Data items
┌──
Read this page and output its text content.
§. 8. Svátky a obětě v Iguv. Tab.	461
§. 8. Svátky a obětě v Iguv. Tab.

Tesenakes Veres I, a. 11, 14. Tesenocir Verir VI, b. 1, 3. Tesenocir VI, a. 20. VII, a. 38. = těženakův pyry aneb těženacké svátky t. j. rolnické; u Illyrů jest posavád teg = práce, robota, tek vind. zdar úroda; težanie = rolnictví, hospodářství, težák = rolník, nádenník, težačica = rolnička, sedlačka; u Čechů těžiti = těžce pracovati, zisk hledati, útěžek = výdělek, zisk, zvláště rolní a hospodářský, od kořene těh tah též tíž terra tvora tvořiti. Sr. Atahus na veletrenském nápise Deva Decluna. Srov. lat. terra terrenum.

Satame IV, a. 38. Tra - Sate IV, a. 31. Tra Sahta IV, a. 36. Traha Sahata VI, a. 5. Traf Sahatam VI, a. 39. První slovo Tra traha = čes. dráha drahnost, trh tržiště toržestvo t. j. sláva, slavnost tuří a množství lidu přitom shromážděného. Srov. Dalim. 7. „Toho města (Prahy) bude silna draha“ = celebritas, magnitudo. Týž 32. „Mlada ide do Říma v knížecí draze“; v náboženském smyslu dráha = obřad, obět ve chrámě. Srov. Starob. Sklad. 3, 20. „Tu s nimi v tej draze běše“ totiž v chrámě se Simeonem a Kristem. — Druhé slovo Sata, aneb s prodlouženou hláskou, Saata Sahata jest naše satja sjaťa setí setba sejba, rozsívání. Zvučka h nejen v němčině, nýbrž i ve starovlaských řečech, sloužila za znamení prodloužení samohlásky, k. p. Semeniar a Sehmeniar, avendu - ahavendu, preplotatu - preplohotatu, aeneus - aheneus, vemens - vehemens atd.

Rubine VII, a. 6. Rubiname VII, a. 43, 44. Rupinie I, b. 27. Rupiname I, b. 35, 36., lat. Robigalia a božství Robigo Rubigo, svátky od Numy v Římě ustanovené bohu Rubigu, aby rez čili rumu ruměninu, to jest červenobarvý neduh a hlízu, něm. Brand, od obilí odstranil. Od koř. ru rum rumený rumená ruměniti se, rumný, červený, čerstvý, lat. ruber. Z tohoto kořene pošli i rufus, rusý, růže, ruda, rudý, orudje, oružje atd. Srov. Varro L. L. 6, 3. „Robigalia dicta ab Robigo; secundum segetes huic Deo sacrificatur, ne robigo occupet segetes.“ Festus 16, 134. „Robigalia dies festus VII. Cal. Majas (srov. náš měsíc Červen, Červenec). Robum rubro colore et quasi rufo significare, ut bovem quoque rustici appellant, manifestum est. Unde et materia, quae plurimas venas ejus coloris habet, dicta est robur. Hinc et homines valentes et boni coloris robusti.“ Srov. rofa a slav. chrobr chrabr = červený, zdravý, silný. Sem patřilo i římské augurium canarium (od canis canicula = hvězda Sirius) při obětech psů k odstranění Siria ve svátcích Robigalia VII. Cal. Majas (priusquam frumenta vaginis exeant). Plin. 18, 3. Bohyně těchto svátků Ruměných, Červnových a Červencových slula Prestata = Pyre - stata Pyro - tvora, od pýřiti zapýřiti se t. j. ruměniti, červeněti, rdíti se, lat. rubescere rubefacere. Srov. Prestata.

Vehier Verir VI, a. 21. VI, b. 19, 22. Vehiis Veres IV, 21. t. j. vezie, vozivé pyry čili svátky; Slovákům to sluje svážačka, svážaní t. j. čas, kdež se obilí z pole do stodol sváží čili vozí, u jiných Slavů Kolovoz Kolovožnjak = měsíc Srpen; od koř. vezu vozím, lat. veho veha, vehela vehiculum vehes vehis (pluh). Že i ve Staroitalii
└──
Count the lines in the records above that contain the word "obětě", and give only the number.

2